-- BEGIN --

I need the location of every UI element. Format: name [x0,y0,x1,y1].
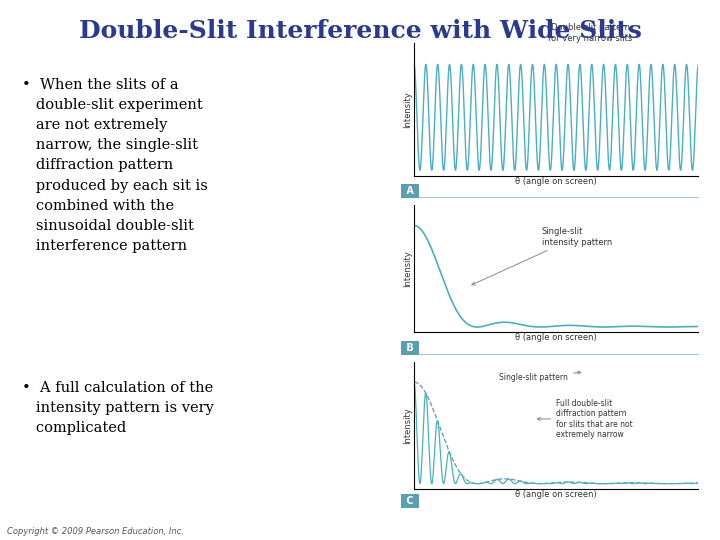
Text: B: B [403,342,418,353]
Text: Copyright © 2009 Pearson Education, Inc.: Copyright © 2009 Pearson Education, Inc. [7,526,184,536]
Text: •  When the slits of a
   double-slit experiment
   are not extremely
   narrow,: • When the slits of a double-slit experi… [22,78,207,253]
Text: Single-slit pattern: Single-slit pattern [499,371,581,382]
Text: C: C [403,496,417,506]
Text: Full double-slit
diffraction pattern
for slits that are not
extremely narrow: Full double-slit diffraction pattern for… [537,399,633,439]
X-axis label: θ (angle on screen): θ (angle on screen) [516,177,597,186]
Text: Double-Slit Interference with Wide Slits: Double-Slit Interference with Wide Slits [78,19,642,43]
Text: Double-slit pattern
for very narrow slits: Double-slit pattern for very narrow slit… [548,23,632,43]
Text: •  A full calculation of the
   intensity pattern is very
   complicated: • A full calculation of the intensity pa… [22,381,213,435]
Text: A: A [403,186,418,196]
X-axis label: θ (angle on screen): θ (angle on screen) [516,490,597,499]
Text: Single-slit
intensity pattern: Single-slit intensity pattern [472,227,612,285]
X-axis label: θ (angle on screen): θ (angle on screen) [516,334,597,342]
Y-axis label: Intensity: Intensity [404,91,413,128]
Y-axis label: Intensity: Intensity [404,407,413,444]
Y-axis label: Intensity: Intensity [404,250,413,287]
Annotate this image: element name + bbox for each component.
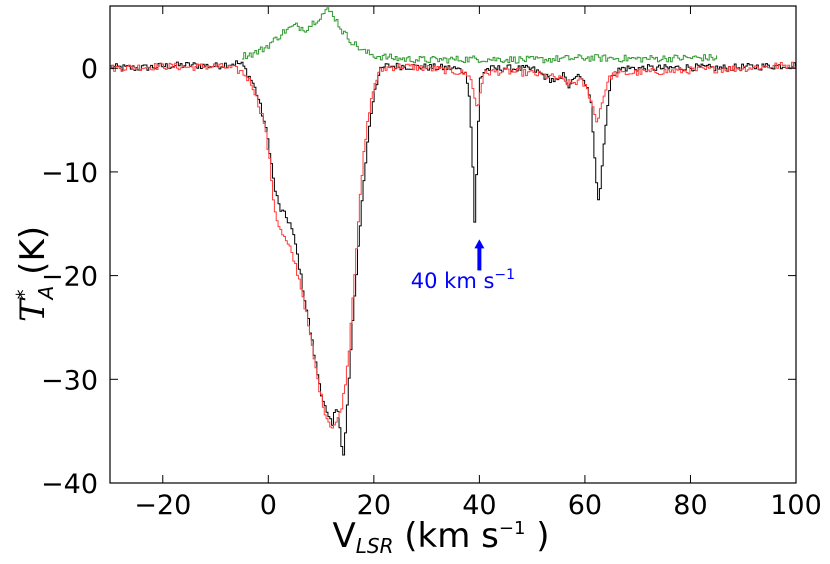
series-spectrum-green: [241, 7, 718, 64]
y-tick-label: −10: [41, 158, 98, 189]
x-tick-label: 80: [673, 490, 707, 521]
y-tick-label: −30: [41, 365, 98, 396]
x-tick-label: −20: [134, 490, 191, 521]
ticks-layer: −20 0 20 40 60 80 100 0 −10 −20 −30 −40: [41, 6, 822, 521]
plot-frame: [109, 5, 797, 484]
x-tick-label: 0: [260, 490, 277, 521]
x-tick-label: 40: [462, 490, 496, 521]
y-tick-label: −20: [41, 262, 98, 293]
series-spectrum-black: [110, 60, 796, 456]
x-axis-title: VLSR (km s−1 ): [332, 516, 549, 558]
series-layer: [110, 7, 796, 456]
x-tick-label: 100: [770, 490, 822, 521]
y-tick-label: −40: [41, 469, 98, 500]
annotation-layer: 40 km s−1: [411, 239, 515, 293]
annotation-label: 40 km s−1: [411, 267, 515, 293]
y-axis-title: T*A (K): [12, 226, 58, 322]
series-spectrum-red: [110, 61, 796, 429]
x-tick-label: 60: [568, 490, 602, 521]
y-tick-label: 0: [81, 54, 98, 85]
annotation-arrow-head: [474, 239, 485, 249]
x-tick-label: 20: [357, 490, 391, 521]
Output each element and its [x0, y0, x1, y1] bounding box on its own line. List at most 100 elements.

-- END --

WHAT TO DO: Output all lines of the material above as a numbered list, leaving out blank lines and the pictures.

EXPECTED OUTPUT:
1. I need the location of every UI element. Format: name [x0,y0,x1,y1].
2. Text: B: B [403,342,418,353]
3. Text: Copyright © 2009 Pearson Education, Inc.: Copyright © 2009 Pearson Education, Inc. [7,526,184,536]
4. Text: •  When the slits of a
5.    double-slit experiment
6.    are not extremely
7.    narrow,: • When the slits of a double-slit experi… [22,78,207,253]
8. Text: Single-slit pattern: Single-slit pattern [499,371,581,382]
9. Text: C: C [403,496,417,506]
10. Text: Full double-slit
11. diffraction pattern
12. for slits that are not
13. extremely narrow: Full double-slit diffraction pattern for… [537,399,633,439]
14. X-axis label: θ (angle on screen): θ (angle on screen) [516,177,597,186]
15. Text: Double-Slit Interference with Wide Slits: Double-Slit Interference with Wide Slits [78,19,642,43]
16. Text: Double-slit pattern
17. for very narrow slits: Double-slit pattern for very narrow slit… [548,23,632,43]
18. Text: •  A full calculation of the
19.    intensity pattern is very
20.    complicated: • A full calculation of the intensity pa… [22,381,213,435]
21. Text: A: A [403,186,418,196]
22. X-axis label: θ (angle on screen): θ (angle on screen) [516,490,597,499]
23. Text: Single-slit
24. intensity pattern: Single-slit intensity pattern [472,227,612,285]
25. X-axis label: θ (angle on screen): θ (angle on screen) [516,334,597,342]
26. Y-axis label: Intensity: Intensity [404,91,413,128]
27. Y-axis label: Intensity: Intensity [404,407,413,444]
28. Y-axis label: Intensity: Intensity [404,250,413,287]
29. Annotate this image: element name + bbox for each component.
30. series-spectrum-green: [241, 7, 718, 64]
31. y-tick-label: −10: [41, 158, 98, 189]
32. x-tick-label: 80: [673, 490, 707, 521]
33. y-tick-label: −30: [41, 365, 98, 396]
34. x-tick-label: −20: [134, 490, 191, 521]
35. ticks-layer: −20 0 20 40 60 80 100 0 −10 −20 −30 −40: [41, 6, 822, 521]
36. plot-frame: [109, 5, 797, 484]
37. x-tick-label: 0: [260, 490, 277, 521]
38. x-tick-label: 40: [462, 490, 496, 521]
39. y-tick-label: −20: [41, 262, 98, 293]
40. series-spectrum-black: [110, 60, 796, 456]
41. x-axis-title: VLSR (km s−1 ): [332, 516, 549, 558]
42. series-layer: [110, 7, 796, 456]
43. x-tick-label: 100: [770, 490, 822, 521]
44. y-tick-label: −40: [41, 469, 98, 500]
45. annotation-layer: 40 km s−1: [411, 239, 515, 293]
46. annotation-label: 40 km s−1: [411, 267, 515, 293]
47. y-axis-title: T*A (K): [12, 226, 58, 322]
48. series-spectrum-red: [110, 61, 796, 429]
49. x-tick-label: 60: [568, 490, 602, 521]
50. y-tick-label: 0: [81, 54, 98, 85]
51. annotation-arrow-head: [474, 239, 485, 249]
52. x-tick-label: 20: [357, 490, 391, 521]
53. Output each element and its [x0, y0, x1, y1] bounding box on its own line. List at most 100 elements.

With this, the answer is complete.